Copy each line below that includes "ylabel".

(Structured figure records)
## START

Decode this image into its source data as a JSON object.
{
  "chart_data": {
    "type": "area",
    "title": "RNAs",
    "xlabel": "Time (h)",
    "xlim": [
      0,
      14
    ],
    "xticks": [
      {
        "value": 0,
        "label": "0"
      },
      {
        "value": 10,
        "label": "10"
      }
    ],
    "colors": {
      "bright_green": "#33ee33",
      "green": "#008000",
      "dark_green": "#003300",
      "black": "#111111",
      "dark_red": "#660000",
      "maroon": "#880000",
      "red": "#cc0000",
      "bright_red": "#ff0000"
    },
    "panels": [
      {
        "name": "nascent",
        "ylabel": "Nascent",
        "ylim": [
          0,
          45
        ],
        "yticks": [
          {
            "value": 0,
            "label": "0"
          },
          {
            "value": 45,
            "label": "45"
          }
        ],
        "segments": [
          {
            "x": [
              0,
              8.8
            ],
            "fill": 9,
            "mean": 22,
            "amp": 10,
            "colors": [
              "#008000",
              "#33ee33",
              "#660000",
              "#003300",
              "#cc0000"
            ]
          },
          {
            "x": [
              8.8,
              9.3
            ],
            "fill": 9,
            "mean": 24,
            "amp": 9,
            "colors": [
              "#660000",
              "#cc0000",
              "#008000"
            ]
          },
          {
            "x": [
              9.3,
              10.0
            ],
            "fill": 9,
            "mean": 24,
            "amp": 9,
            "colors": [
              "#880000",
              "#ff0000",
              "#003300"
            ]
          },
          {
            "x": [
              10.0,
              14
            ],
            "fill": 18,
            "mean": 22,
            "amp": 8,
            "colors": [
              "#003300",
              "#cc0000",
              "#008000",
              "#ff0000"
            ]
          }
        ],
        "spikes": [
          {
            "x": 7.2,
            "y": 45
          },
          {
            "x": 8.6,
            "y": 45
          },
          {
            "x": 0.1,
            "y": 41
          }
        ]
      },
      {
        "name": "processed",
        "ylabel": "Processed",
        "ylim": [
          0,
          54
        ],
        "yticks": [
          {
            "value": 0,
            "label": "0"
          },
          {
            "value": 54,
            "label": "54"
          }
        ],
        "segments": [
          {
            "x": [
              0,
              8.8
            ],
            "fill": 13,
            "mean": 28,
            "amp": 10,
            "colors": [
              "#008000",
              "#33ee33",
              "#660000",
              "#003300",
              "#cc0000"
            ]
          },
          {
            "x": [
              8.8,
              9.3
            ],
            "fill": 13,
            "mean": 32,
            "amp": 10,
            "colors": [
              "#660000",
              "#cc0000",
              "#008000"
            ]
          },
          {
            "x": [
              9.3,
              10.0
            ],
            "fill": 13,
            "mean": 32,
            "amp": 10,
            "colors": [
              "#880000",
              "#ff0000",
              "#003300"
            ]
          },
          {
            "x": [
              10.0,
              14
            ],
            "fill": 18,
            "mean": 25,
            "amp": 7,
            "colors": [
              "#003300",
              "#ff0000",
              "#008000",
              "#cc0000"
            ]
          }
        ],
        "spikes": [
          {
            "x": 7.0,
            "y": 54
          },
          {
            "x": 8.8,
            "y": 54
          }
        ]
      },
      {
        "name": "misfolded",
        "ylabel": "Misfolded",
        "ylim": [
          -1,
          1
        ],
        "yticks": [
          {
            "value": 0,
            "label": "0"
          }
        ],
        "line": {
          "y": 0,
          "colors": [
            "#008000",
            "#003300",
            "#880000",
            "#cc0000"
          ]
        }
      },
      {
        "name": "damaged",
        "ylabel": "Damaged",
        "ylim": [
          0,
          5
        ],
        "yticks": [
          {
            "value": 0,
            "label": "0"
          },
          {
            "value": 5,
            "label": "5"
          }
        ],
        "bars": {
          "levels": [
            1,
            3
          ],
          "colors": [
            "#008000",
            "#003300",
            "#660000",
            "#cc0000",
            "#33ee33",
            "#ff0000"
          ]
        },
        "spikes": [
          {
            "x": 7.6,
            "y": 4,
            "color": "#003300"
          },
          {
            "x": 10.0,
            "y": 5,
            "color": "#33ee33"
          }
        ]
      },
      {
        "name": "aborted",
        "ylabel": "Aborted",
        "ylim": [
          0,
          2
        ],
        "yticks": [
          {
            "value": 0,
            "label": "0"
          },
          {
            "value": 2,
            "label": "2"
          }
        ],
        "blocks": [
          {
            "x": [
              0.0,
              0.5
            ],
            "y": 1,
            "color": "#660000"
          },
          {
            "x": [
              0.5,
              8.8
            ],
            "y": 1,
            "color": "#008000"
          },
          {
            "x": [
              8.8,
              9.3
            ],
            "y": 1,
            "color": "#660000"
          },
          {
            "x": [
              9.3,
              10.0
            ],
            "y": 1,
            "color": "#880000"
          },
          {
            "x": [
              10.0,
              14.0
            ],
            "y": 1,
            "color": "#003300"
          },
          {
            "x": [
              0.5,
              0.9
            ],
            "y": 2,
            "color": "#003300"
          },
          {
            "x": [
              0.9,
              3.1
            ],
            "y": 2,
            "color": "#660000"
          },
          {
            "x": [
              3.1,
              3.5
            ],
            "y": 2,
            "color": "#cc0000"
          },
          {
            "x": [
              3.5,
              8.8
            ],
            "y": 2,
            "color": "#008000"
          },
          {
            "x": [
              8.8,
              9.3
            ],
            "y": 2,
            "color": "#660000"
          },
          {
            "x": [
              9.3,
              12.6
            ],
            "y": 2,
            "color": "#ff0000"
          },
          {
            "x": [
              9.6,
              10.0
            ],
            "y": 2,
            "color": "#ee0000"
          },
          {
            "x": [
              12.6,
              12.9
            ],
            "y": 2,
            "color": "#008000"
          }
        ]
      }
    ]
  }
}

## END

__Task output__
        "ylabel": "Nascent",
        "ylabel": "Processed",
        "ylabel": "Misfolded",
        "ylabel": "Damaged",
        "ylabel": "Aborted",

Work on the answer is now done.